**Given exercise:**
Copy all lines of the listing that include the string "участниках".

Part of a data file:
■ ■ ■ ■ ■

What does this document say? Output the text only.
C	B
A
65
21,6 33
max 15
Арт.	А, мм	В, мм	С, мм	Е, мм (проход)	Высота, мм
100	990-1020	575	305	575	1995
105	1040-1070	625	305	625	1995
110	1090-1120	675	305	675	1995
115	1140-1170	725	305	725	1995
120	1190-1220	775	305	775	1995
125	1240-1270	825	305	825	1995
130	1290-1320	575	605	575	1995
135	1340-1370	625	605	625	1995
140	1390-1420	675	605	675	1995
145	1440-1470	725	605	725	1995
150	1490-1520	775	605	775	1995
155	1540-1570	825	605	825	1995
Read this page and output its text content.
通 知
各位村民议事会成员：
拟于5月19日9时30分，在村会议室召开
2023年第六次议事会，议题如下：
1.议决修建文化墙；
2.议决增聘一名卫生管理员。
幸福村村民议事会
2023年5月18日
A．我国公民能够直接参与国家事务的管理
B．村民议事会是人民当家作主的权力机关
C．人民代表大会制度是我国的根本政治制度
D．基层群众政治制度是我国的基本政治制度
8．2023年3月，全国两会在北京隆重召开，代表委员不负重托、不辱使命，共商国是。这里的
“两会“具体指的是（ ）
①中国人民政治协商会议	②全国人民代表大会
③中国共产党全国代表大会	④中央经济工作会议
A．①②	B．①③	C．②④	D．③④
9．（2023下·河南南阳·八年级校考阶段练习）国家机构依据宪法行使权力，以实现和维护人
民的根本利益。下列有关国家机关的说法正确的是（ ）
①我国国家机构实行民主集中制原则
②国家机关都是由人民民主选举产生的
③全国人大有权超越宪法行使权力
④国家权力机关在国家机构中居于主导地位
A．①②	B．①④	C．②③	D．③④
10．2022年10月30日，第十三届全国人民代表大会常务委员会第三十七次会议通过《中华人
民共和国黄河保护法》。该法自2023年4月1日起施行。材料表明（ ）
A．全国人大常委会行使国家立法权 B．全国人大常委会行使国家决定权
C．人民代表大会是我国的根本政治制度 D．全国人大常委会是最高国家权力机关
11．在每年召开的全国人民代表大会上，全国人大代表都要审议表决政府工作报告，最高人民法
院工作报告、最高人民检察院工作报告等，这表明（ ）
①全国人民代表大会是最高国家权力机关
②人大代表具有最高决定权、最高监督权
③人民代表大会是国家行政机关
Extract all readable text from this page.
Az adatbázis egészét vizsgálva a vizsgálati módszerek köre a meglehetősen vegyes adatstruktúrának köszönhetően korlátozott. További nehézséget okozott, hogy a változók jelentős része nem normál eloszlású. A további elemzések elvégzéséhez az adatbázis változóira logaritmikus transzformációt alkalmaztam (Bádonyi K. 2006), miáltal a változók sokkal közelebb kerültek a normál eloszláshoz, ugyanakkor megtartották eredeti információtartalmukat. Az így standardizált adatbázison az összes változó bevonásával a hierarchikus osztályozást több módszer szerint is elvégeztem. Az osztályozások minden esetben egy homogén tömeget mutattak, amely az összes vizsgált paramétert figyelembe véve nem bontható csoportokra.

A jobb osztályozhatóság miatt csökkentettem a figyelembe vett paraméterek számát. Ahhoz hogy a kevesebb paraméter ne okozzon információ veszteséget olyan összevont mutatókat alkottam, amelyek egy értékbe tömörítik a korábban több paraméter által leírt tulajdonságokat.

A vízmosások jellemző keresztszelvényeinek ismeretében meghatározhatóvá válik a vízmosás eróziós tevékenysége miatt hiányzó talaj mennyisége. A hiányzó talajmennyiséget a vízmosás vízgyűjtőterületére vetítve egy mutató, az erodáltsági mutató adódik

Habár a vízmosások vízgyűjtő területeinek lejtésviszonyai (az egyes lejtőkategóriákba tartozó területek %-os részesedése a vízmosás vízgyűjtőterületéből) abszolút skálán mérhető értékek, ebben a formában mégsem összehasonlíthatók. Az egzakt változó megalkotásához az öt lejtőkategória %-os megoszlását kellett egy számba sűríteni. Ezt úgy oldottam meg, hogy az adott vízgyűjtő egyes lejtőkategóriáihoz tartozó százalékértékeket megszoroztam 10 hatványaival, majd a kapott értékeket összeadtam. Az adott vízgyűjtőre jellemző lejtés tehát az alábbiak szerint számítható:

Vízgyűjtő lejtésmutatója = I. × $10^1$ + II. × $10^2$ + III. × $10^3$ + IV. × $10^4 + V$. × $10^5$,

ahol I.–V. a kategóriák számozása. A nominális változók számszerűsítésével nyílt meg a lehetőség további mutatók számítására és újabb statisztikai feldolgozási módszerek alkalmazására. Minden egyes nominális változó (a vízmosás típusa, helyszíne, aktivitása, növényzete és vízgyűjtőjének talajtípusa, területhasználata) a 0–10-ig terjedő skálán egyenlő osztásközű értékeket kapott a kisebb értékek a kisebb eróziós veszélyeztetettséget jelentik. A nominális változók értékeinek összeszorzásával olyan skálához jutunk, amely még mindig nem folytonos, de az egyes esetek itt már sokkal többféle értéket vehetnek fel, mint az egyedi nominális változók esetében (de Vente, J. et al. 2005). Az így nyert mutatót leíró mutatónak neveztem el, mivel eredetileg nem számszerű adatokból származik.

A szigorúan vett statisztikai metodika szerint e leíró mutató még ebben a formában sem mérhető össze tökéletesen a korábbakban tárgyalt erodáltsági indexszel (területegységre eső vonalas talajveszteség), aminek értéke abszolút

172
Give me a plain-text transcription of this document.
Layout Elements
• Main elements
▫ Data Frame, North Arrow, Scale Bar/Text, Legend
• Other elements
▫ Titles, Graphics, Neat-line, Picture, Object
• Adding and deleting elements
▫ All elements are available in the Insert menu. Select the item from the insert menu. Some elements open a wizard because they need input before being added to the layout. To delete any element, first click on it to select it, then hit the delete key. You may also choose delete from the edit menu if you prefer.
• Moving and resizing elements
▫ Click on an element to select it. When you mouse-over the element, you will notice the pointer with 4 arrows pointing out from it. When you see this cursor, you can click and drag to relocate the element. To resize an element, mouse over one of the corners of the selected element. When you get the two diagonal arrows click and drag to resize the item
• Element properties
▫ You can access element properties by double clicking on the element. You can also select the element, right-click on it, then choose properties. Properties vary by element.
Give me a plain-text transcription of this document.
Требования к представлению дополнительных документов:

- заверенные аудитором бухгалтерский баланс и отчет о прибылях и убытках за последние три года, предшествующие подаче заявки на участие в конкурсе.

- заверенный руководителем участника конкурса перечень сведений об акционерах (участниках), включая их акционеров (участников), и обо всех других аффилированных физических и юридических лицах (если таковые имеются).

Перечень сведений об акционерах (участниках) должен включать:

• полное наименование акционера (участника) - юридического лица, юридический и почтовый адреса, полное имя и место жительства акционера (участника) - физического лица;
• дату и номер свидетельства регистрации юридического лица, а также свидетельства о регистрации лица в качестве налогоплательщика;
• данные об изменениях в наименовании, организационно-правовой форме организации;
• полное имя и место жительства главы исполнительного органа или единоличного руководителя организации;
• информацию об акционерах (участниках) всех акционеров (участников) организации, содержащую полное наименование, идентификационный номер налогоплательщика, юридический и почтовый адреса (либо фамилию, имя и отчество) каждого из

■ ■ ■ ■ ■

**Result:**
- заверенный руководителем участника конкурса перечень сведений об акционерах (участниках), включая их акционеров (участников), и обо всех других аффилированных физических и юридических лицах (если таковые имеются).
Перечень сведений об акционерах (участниках) должен включать:
• информацию об акционерах (участниках) всех акционеров (участников) организации, содержащую полное наименование, идентификационный номер налогоплательщика, юридический и почтовый адреса (либо фамилию, имя и отчество) каждого из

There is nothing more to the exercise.